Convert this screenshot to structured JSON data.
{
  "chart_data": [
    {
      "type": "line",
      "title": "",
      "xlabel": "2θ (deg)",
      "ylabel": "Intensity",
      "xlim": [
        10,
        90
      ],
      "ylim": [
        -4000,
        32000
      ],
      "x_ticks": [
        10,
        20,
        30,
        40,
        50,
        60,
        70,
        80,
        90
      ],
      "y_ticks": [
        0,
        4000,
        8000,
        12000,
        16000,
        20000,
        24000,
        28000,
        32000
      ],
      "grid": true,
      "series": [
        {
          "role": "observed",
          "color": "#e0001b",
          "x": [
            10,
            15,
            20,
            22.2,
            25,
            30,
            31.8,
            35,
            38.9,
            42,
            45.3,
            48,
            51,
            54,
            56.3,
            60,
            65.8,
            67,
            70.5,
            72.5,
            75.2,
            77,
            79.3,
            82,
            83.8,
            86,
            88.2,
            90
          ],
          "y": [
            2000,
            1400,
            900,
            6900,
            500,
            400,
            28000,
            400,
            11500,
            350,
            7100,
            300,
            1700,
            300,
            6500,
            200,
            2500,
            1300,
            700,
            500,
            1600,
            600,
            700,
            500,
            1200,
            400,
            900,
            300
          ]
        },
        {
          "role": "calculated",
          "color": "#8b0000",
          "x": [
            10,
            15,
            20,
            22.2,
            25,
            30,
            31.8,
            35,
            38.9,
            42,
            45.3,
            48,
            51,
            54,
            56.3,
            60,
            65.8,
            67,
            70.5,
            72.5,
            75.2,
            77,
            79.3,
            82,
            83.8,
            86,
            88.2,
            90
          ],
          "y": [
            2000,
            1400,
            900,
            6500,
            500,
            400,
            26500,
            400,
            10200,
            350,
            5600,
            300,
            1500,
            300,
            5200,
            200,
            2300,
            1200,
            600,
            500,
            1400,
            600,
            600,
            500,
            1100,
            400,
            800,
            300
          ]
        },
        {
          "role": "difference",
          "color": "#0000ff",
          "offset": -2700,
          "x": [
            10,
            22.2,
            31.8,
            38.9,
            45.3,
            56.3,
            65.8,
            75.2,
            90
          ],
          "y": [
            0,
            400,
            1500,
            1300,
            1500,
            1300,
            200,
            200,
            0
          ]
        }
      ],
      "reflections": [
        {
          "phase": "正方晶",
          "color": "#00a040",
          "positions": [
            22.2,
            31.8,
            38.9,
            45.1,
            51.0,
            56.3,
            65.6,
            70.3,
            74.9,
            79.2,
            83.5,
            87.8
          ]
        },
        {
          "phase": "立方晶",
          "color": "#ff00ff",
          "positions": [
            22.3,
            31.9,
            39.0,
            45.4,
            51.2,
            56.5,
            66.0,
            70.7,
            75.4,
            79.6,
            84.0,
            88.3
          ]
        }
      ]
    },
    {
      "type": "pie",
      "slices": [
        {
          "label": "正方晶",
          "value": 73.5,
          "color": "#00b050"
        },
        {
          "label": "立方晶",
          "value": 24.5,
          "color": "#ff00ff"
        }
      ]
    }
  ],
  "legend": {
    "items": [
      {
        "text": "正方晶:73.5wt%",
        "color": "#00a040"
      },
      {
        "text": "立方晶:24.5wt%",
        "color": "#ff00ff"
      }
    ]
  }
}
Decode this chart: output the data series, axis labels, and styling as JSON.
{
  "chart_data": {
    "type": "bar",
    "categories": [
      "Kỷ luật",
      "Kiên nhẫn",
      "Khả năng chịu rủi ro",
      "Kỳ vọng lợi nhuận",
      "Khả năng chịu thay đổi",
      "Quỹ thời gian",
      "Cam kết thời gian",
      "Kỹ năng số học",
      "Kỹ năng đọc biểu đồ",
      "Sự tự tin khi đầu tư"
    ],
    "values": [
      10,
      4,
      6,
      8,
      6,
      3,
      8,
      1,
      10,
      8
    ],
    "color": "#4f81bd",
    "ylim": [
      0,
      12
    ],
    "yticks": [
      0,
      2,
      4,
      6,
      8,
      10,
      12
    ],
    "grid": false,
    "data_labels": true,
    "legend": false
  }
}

========

Count how many lines hold the string "series" and give that number alone.

| COMPLETED TASK |
2